§ RECORDS FOR THE EXERCISE
┄┄┄┄┄┄┄┄┄┄┄┄┄┄┄┄┄┄┄┄
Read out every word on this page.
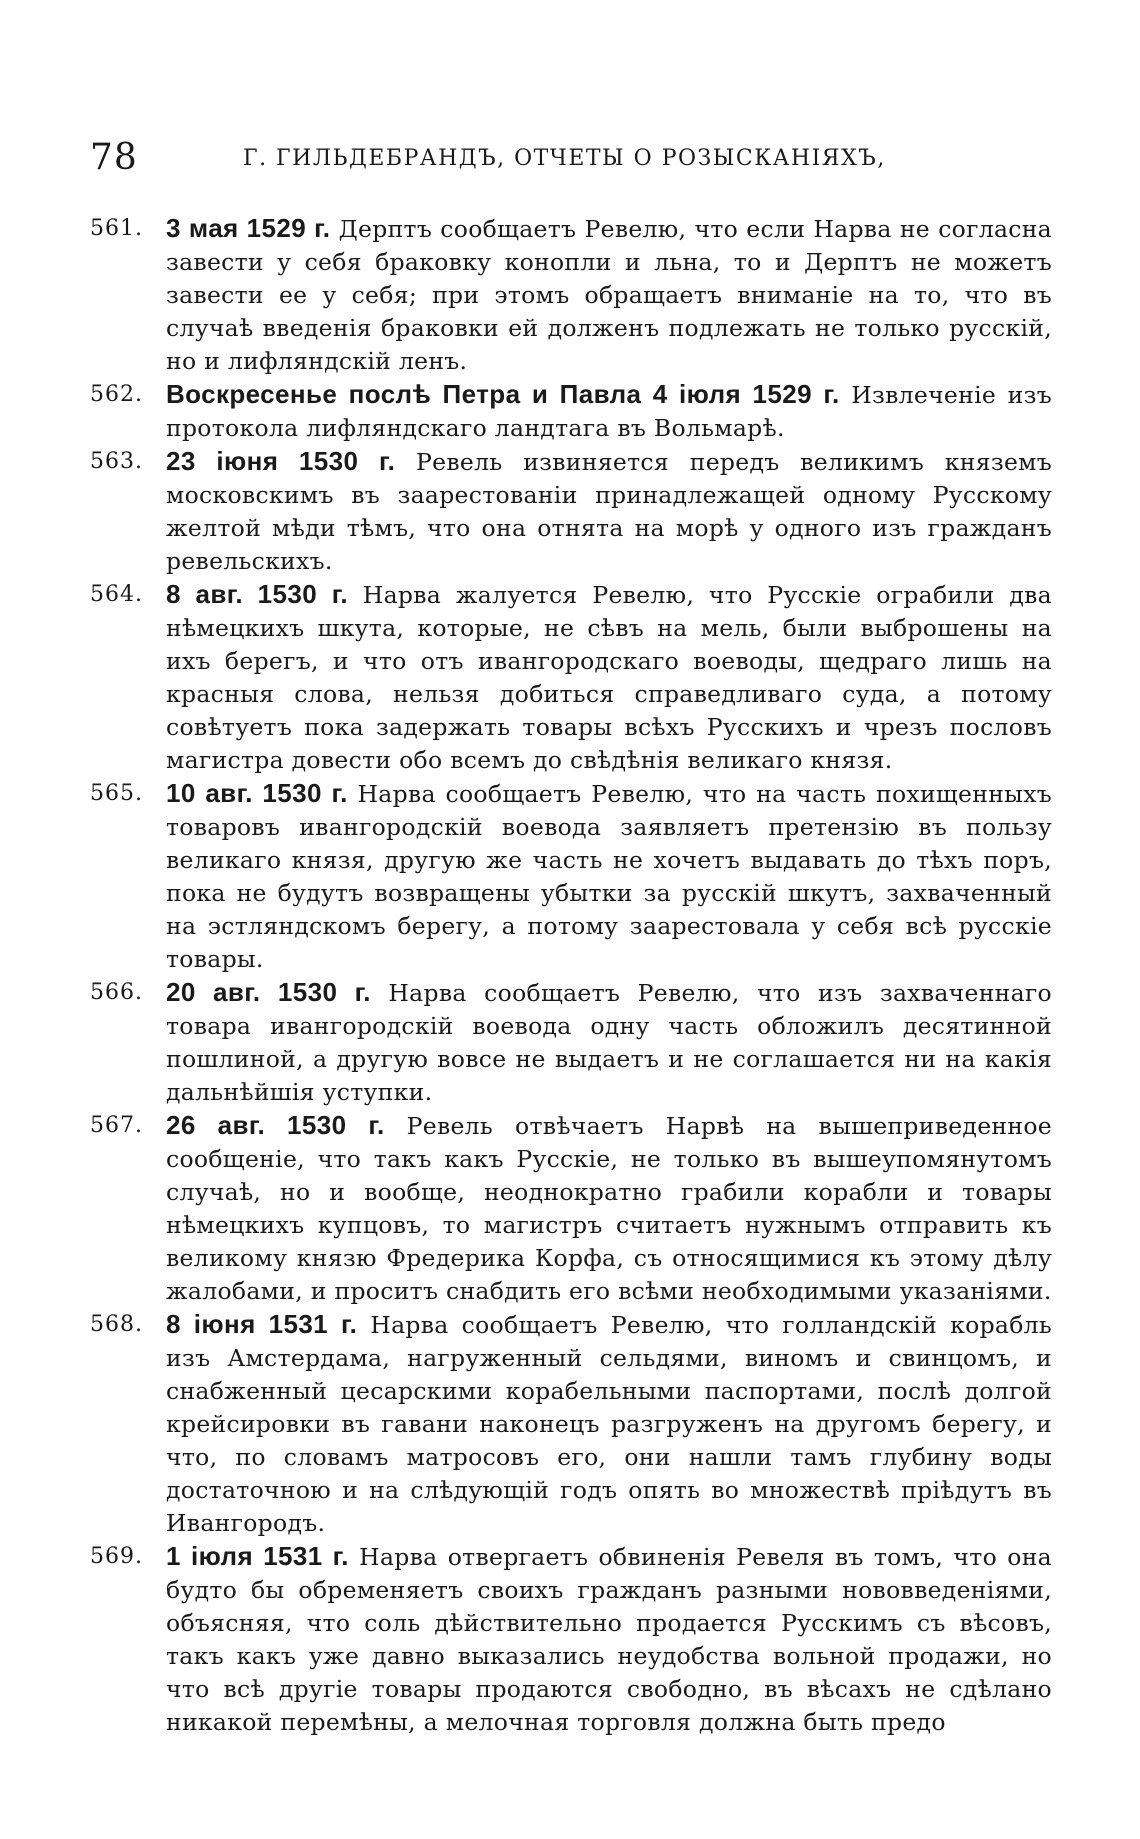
78	Г. ГИЛЬДЕБРАНДЪ, ОТЧЕТЫ О РОЗЫСКАНІЯХЪ,
561. 3 мая 1529 г. Дерптъ сообщаетъ Ревелю, что если Нарва не согласна завести у себя браковку конопли и льна, то и Дерптъ не можетъ завести ее у себя; при этомъ обращаетъ вниманіе на то, что въ случаѣ введенія браковки ей долженъ подлежать не только русскій, но и лифляндскій ленъ.

562. Воскресенье послѣ Петра и Павла 4 іюля 1529 г. Извлеченіе изъ протокола лифляндскаго ландтага въ Вольмарѣ.

563. 23 іюня 1530 г. Ревель извиняется передъ великимъ княземъ московскимъ въ заарестованіи принадлежащей одному Русскому желтой мѣди тѣмъ, что она отнята на морѣ у одного изъ гражданъ ревельскихъ.

564. 8 авг. 1530 г. Нарва жалуется Ревелю, что Русскіе ограбили два нѣмецкихъ шкута, которые, не сѣвъ на мель, были выброшены на ихъ берегъ, и что отъ ивангородскаго воеводы, щедраго лишь на красныя слова, нельзя добиться справедливаго суда, а потому совѣтуетъ пока задержать товары всѣхъ Русскихъ и чрезъ пословъ магистра довести обо всемъ до свѣдѣнія великаго князя.

565. 10 авг. 1530 г. Нарва сообщаетъ Ревелю, что на часть похищенныхъ товаровъ ивангородскій воевода заявляетъ претензію въ пользу великаго князя, другую же часть не хочетъ выдавать до тѣхъ поръ, пока не будутъ возвращены убытки за русскій шкутъ, захваченный на эстляндскомъ берегу, а потому заарестовала у себя всѣ русскіе товары.

566. 20 авг. 1530 г. Нарва сообщаетъ Ревелю, что изъ захваченнаго товара ивангородскій воевода одну часть обложилъ десятинной пошлиной, а другую вовсе не выдаетъ и не соглашается ни на какія дальнѣйшія уступки.

567. 26 авг. 1530 г. Ревель отвѣчаетъ Нарвѣ на вышеприведенное сообщеніе, что такъ какъ Русскіе, не только въ вышеупомянутомъ случаѣ, но и вообще, неоднократно грабили корабли и товары нѣмецкихъ купцовъ, то магистръ считаетъ нужнымъ отправить къ великому князю Фредерика Корфа, съ относящимися къ этому дѣлу жалобами, и проситъ снабдить его всѣми необходимыми указаніями.

568. 8 іюня 1531 г. Нарва сообщаетъ Ревелю, что голландскій корабль изъ Амстердама, нагруженный сельдями, виномъ и свинцомъ, и снабженный цесарскими корабельными паспортами, послѣ долгой крейсировки въ гавани наконецъ разгруженъ на другомъ берегу, и что, по словамъ матросовъ его, они нашли тамъ глубину воды достаточною и на слѣдующій годъ опять во множествѣ пріѣдутъ въ Ивангородъ.

569. 1 іюля 1531 г. Нарва отвергаетъ обвиненія Ревеля въ томъ, что она будто бы обременяетъ своихъ гражданъ разными нововведеніями, объясняя, что соль дѣйствительно продается Русскимъ съ вѣсовъ, такъ какъ уже давно выказались неудобства вольной продажи, но что всѣ другіе товары продаются свободно, въ вѣсахъ не сдѣлано никакой перемѣны, а мелочная торговля должна быть предо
┄┄┄┄┄┄┄┄┄┄┄┄┄┄┄┄┄┄┄┄
§ THE EXERCISE
The pictures should not be reproduced; quote all of the other material exactly.

§ WRITTEN SOLUTION
Read out every word on this page.
78	Г. ГИЛЬДЕБРАНДЪ, ОТЧЕТЫ О РОЗЫСКАНІЯХЪ,
561. 3 мая 1529 г. Дерптъ сообщаетъ Ревелю, что если Нарва не согласна завести у себя браковку конопли и льна, то и Дерптъ не можетъ завести ее у себя; при этомъ обращаетъ вниманіе на то, что въ случаѣ введенія браковки ей долженъ подлежать не только русскій, но и лифляндскій ленъ.

562. Воскресенье послѣ Петра и Павла 4 іюля 1529 г. Извлеченіе изъ протокола лифляндскаго ландтага въ Вольмарѣ.

563. 23 іюня 1530 г. Ревель извиняется передъ великимъ княземъ московскимъ въ заарестованіи принадлежащей одному Русскому желтой мѣди тѣмъ, что она отнята на морѣ у одного изъ гражданъ ревельскихъ.

564. 8 авг. 1530 г. Нарва жалуется Ревелю, что Русскіе ограбили два нѣмецкихъ шкута, которые, не сѣвъ на мель, были выброшены на ихъ берегъ, и что отъ ивангородскаго воеводы, щедраго лишь на красныя слова, нельзя добиться справедливаго суда, а потому совѣтуетъ пока задержать товары всѣхъ Русскихъ и чрезъ пословъ магистра довести обо всемъ до свѣдѣнія великаго князя.

565. 10 авг. 1530 г. Нарва сообщаетъ Ревелю, что на часть похищенныхъ товаровъ ивангородскій воевода заявляетъ претензію въ пользу великаго князя, другую же часть не хочетъ выдавать до тѣхъ поръ, пока не будутъ возвращены убытки за русскій шкутъ, захваченный на эстляндскомъ берегу, а потому заарестовала у себя всѣ русскіе товары.

566. 20 авг. 1530 г. Нарва сообщаетъ Ревелю, что изъ захваченнаго товара ивангородскій воевода одну часть обложилъ десятинной пошлиной, а другую вовсе не выдаетъ и не соглашается ни на какія дальнѣйшія уступки.

567. 26 авг. 1530 г. Ревель отвѣчаетъ Нарвѣ на вышеприведенное сообщеніе, что такъ какъ Русскіе, не только въ вышеупомянутомъ случаѣ, но и вообще, неоднократно грабили корабли и товары нѣмецкихъ купцовъ, то магистръ считаетъ нужнымъ отправить къ великому князю Фредерика Корфа, съ относящимися къ этому дѣлу жалобами, и проситъ снабдить его всѣми необходимыми указаніями.

568. 8 іюня 1531 г. Нарва сообщаетъ Ревелю, что голландскій корабль изъ Амстердама, нагруженный сельдями, виномъ и свинцомъ, и снабженный цесарскими корабельными паспортами, послѣ долгой крейсировки въ гавани наконецъ разгруженъ на другомъ берегу, и что, по словамъ матросовъ его, они нашли тамъ глубину воды достаточною и на слѣдующій годъ опять во множествѣ пріѣдутъ въ Ивангородъ.

569. 1 іюля 1531 г. Нарва отвергаетъ обвиненія Ревеля въ томъ, что она будто бы обременяетъ своихъ гражданъ разными нововведеніями, объясняя, что соль дѣйствительно продается Русскимъ съ вѣсовъ, такъ какъ уже давно выказались неудобства вольной продажи, но что всѣ другіе товары продаются свободно, въ вѣсахъ не сдѣлано никакой перемѣны, а мелочная торговля должна быть предо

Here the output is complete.